**SHORT PROBLEM**
List each line of the data that holds the string "окончание".

.....

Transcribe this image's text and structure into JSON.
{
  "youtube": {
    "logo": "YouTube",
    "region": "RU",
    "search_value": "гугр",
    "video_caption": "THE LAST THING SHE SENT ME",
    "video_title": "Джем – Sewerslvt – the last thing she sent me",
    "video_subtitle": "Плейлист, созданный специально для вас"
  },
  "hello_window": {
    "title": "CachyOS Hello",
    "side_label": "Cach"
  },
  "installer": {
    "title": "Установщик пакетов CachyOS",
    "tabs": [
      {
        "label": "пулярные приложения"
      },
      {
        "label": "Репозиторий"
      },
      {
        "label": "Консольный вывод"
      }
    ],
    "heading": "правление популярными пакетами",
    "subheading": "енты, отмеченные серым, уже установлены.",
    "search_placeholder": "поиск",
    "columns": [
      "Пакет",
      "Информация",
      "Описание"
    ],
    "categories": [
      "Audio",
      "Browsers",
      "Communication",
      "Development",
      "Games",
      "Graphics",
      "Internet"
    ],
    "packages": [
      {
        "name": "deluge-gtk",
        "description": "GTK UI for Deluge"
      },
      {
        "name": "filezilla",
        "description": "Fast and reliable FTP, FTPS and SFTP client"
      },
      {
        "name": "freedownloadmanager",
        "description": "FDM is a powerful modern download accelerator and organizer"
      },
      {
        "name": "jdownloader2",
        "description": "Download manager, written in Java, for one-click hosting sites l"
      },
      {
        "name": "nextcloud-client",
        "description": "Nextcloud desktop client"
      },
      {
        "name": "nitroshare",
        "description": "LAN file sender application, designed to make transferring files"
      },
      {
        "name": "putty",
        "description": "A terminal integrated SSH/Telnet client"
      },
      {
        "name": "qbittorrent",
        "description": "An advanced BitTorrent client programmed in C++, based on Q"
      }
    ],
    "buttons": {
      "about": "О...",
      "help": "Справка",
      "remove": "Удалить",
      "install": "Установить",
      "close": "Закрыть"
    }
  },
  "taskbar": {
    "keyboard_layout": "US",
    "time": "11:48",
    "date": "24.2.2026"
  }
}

.....

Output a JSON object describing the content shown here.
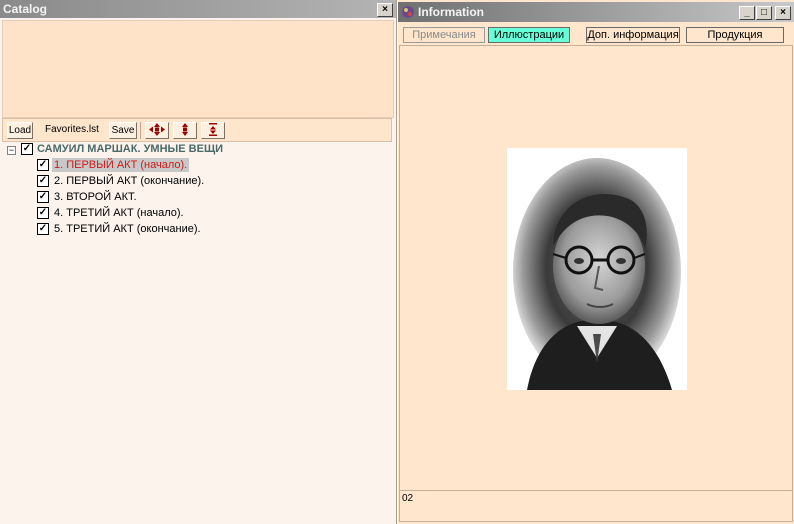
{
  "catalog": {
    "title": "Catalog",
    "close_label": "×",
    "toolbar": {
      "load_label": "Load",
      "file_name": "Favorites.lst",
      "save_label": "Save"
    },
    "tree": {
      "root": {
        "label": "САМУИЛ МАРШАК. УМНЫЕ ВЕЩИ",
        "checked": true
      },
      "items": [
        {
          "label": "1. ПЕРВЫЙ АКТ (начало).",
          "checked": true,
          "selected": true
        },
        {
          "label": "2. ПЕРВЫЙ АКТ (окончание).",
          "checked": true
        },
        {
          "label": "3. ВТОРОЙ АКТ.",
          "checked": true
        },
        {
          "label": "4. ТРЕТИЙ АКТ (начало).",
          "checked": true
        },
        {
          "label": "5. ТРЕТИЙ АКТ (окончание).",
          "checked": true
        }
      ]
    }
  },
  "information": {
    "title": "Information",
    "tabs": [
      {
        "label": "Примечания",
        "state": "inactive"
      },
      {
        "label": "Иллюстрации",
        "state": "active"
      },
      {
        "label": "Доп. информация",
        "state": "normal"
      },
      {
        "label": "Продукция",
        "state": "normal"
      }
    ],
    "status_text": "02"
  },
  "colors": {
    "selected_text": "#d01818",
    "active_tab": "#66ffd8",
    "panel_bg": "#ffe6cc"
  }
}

.....

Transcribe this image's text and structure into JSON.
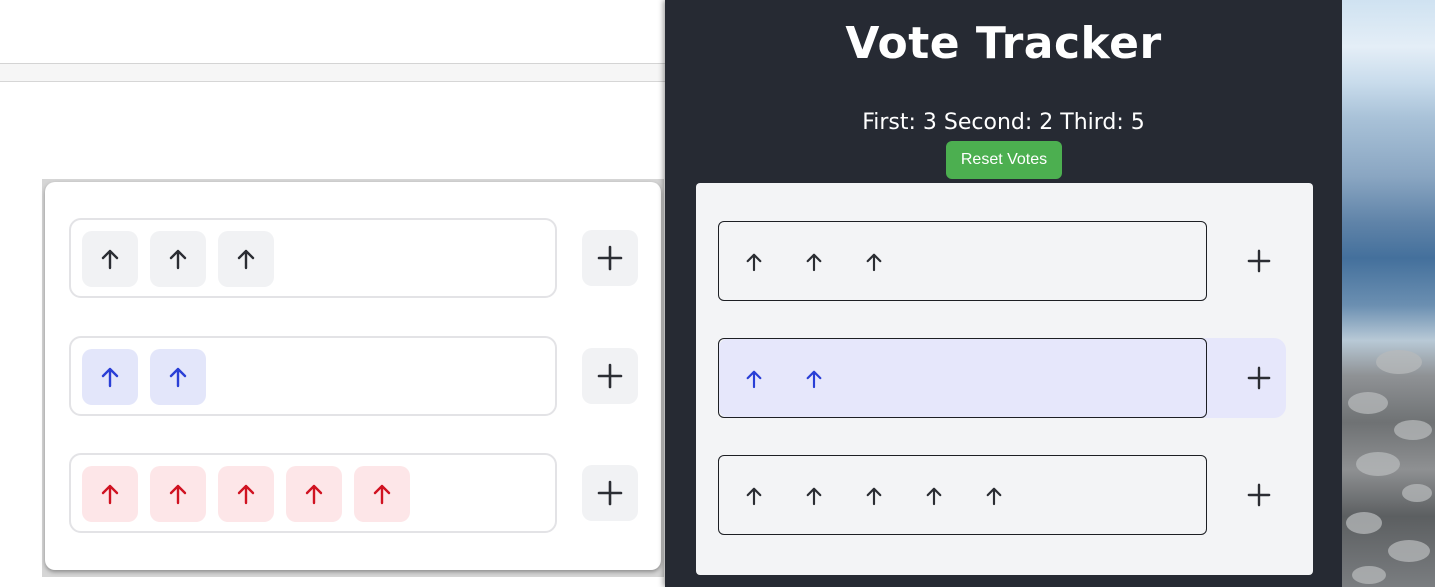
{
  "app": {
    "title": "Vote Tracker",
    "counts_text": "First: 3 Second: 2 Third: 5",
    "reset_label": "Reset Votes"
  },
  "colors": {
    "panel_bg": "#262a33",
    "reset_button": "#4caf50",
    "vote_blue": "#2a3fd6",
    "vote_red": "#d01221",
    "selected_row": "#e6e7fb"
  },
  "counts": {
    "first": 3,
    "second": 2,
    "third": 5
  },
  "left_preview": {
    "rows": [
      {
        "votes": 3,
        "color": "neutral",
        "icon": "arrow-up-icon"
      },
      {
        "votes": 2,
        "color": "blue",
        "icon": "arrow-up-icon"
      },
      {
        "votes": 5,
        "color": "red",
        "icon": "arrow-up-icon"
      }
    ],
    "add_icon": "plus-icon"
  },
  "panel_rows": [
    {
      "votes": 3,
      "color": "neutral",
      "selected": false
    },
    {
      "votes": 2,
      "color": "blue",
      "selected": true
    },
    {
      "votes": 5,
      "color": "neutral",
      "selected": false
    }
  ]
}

.....

**FINISHED EXERCISE**
          "label": "2. ПЕРВЫЙ АКТ (окончание).",
          "label": "5. ТРЕТИЙ АКТ (окончание).",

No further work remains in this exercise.